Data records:

§

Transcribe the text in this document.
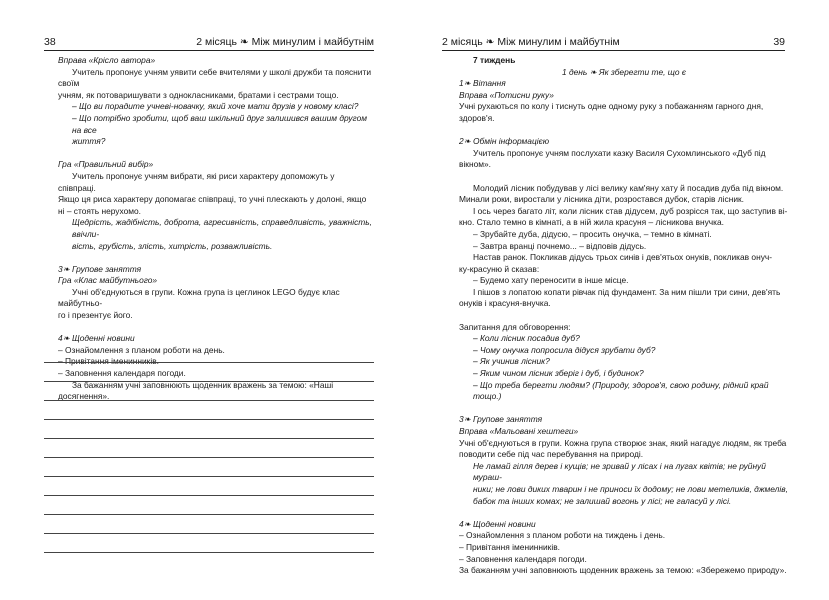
38	2 місяць ❧ Між минулим і майбутнім

Вправа «Крісло автора»

Учитель пропонує учням уявити себе вчителями у школі дружби та пояснити своїм

учням, як потоваришувати з однокласниками, братами і сестрами тощо.

– Що ви порадите учневі-новачку, який хоче мати друзів у новому класі?

– Що потрібно зробити, щоб ваш шкільний друг залишився вашим другом на все

життя?

Гра «Правильний вибір»

Учитель пропонує учням вибрати, які риси характеру допоможуть у співпраці.

Якщо ця риса характеру допомагає співпраці, то учні плескають у долоні, якщо

ні – стоять нерухомо.

Щедрість, жадібність, доброта, агресивність, справедливість, уважність, ввічли-

вість, грубість, злість, хитрість, розважливість.

3❧ Групове заняття

Гра «Клас майбутнього»

Учні об'єднуються в групи. Кожна група із цеглинок LEGO будує клас майбутньо-

го і презентує його.

4❧ Щоденні новини

– Ознайомлення з планом роботи на день.

– Привітання іменинників.

– Заповнення календаря погоди.

За бажанням учні заповнюють щоденник вражень за темою: «Наші досягнення».

2 місяць ❧ Між минулим і майбутнім	39

7 тиждень

1 день ❧ Як зберегти те, що є

1❧ Вітання

Вправа «Потисни руку»

Учні рухаються по колу і тиснуть одне одному руку з побажанням гарного дня, здоров'я.

2❧ Обмін інформацією

Учитель пропонує учням послухати казку Василя Сухомлинського «Дуб під вікном».

Молодий лісник побудував у лісі велику кам'яну хату й посадив дуба під вікном.

Минали роки, виростали у лісника діти, розростався дубок, старів лісник.

І ось через багато літ, коли лісник став дідусем, дуб розрісся так, що заступив ві-

кно. Стало темно в кімнаті, а в ній жила красуня – лісникова внучка.

– Зрубайте дуба, дідусю, – просить онучка, – темно в кімнаті.

– Завтра вранці почнемо... – відповів дідусь.

Настав ранок. Покликав дідусь трьох синів і дев'ятьох онуків, покликав онуч-

ку-красуню й сказав:

– Будемо хату переносити в інше місце.

І пішов з лопатою копати рівчак під фундамент. За ним пішли три сини, дев'ять

онуків і красуня-внучка.

Запитання для обговорення:

– Коли лісник посадив дуб?

– Чому онучка попросила дідуся зрубати дуб?

– Як учинив лісник?

– Яким чином лісник зберіг і дуб, і будинок?

– Що треба берегти людям? (Природу, здоров'я, свою родину, рідний край тощо.)

3❧ Групове заняття

Вправа «Мальовані хештеги»

Учні об'єднуються в групи. Кожна група створює знак, який нагадує людям, як треба

поводити себе під час перебування на природі.

Не ламай гілля дерев і кущів; не зривай у лісах і на лугах квітів; не руйнуй мураш-

ники; не лови диких тварин і не приноси їх додому; не лови метеликів, джмелів,

бабок та інших комах; не залишай вогонь у лісі; не галасуй у лісі.

4❧ Щоденні новини

– Ознайомлення з планом роботи на тиждень і день.

– Привітання іменинників.

– Заповнення календаря погоди.

За бажанням учні заповнюють щоденник вражень за темою: «Збережемо природу».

§

Directive »
Your answer should be a single number: the count of lines containing the word "майбутнім".

Task response »
2